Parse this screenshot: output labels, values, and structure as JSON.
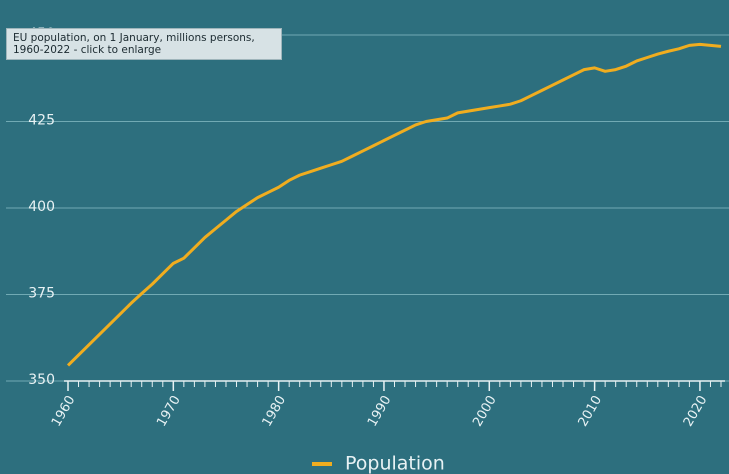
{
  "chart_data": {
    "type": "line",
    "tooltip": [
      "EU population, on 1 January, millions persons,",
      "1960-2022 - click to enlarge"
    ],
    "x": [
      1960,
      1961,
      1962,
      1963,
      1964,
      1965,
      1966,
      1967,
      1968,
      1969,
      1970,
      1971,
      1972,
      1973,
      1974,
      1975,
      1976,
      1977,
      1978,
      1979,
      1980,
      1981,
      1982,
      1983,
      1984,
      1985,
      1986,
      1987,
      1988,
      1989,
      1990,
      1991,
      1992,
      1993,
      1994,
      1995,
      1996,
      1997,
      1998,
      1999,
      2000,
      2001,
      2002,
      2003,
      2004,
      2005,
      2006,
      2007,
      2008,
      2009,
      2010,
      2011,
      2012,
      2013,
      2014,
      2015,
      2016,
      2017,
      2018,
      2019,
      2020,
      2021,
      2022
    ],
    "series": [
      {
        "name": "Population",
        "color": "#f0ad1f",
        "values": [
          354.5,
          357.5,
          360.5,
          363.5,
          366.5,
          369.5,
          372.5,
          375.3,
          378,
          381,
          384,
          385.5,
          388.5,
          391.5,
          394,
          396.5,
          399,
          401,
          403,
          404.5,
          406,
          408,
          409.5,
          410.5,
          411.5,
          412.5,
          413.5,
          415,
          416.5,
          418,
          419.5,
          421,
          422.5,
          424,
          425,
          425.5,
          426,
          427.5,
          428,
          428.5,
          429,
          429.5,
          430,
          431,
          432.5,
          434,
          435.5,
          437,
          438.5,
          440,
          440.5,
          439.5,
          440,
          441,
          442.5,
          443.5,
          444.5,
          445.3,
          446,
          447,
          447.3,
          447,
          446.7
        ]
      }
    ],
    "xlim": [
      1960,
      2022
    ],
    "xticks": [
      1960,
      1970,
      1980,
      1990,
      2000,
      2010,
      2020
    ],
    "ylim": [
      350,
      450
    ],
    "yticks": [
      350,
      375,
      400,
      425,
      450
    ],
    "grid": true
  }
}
§
REQUIREMENT. Copy every single line of the material above that holds "values".

CORRECT RESPONSE.
Parse this screenshot: output labels, values, and structure as JSON.
        "values": [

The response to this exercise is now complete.